■ What this task involves
Begin at the line that holds "What text is on this page?" and copy each line exactly until the data below ends, including that last line but no pictures.

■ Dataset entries
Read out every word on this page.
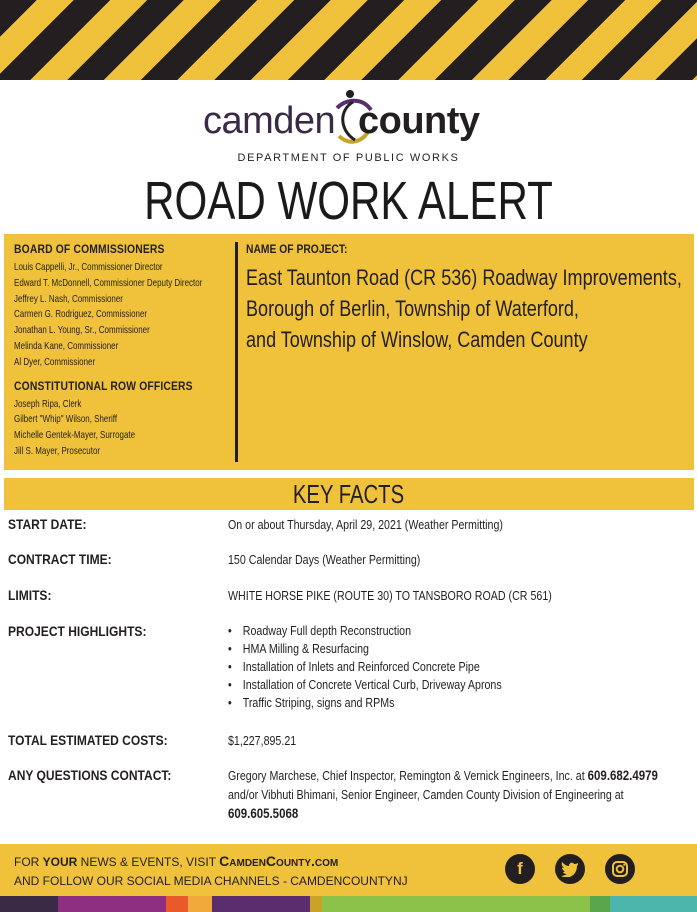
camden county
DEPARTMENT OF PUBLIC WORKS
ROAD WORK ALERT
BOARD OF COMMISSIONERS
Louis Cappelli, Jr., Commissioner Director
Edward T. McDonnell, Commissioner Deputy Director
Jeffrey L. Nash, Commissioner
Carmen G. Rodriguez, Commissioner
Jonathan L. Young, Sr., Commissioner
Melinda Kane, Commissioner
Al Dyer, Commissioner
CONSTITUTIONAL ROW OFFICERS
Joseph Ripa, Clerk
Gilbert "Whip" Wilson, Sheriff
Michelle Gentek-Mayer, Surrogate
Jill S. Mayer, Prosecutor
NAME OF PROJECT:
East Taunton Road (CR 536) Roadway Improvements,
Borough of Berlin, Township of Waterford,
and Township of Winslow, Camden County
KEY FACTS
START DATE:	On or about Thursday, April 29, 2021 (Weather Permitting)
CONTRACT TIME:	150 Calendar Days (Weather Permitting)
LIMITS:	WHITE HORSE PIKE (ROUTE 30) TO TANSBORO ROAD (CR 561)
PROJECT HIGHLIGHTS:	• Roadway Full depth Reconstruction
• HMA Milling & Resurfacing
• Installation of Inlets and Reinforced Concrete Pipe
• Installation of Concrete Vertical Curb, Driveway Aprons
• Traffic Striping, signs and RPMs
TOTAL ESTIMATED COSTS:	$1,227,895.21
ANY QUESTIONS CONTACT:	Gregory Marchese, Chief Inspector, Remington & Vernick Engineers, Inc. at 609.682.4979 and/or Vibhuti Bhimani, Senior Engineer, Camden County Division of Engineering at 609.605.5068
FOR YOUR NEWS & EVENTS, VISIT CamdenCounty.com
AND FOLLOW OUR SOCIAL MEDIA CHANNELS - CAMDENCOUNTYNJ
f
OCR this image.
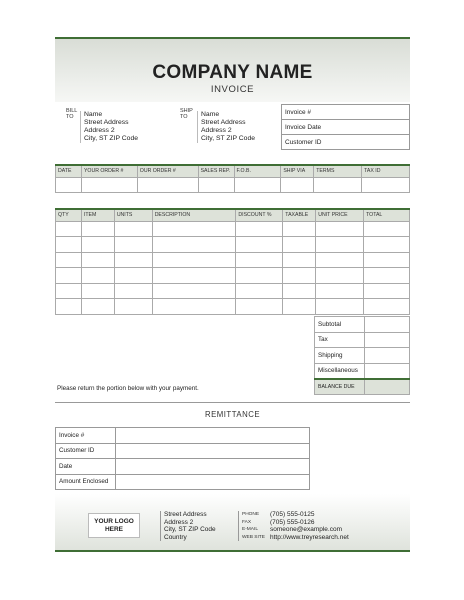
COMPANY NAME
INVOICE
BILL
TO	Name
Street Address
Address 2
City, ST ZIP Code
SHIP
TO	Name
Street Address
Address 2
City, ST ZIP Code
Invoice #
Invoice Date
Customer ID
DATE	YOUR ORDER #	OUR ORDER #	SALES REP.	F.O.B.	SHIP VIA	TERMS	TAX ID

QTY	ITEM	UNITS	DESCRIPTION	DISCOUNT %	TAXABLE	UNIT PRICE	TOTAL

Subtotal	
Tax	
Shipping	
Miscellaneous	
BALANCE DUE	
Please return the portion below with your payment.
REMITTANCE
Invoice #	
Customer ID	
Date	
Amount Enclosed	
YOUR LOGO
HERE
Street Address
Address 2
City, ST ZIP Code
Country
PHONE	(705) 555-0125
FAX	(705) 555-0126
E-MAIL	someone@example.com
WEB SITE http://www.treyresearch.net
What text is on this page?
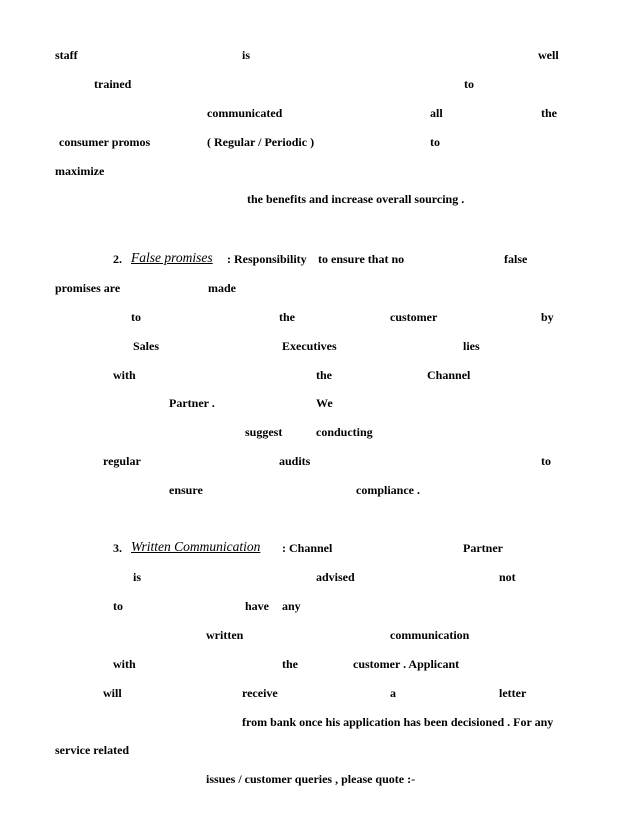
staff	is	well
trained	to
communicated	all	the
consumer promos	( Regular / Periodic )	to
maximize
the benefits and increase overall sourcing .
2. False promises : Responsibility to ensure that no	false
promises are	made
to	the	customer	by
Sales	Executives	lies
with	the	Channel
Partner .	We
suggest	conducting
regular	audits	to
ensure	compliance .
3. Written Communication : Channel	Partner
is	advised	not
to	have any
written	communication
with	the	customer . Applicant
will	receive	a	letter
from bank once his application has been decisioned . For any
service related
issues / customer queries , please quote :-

■ Correct result
What text is on this page?
staff	is	well
trained	to
communicated	all	the
consumer promos	( Regular / Periodic )	to
maximize
the benefits and increase overall sourcing .
2. False promises : Responsibility to ensure that no	false
promises are	made
to	the	customer	by
Sales	Executives	lies
with	the	Channel
Partner .	We
suggest	conducting
regular	audits	to
ensure	compliance .
3. Written Communication : Channel	Partner
is	advised	not
to	have any
written	communication
with	the	customer . Applicant
will	receive	a	letter
from bank once his application has been decisioned . For any
service related
issues / customer queries , please quote :-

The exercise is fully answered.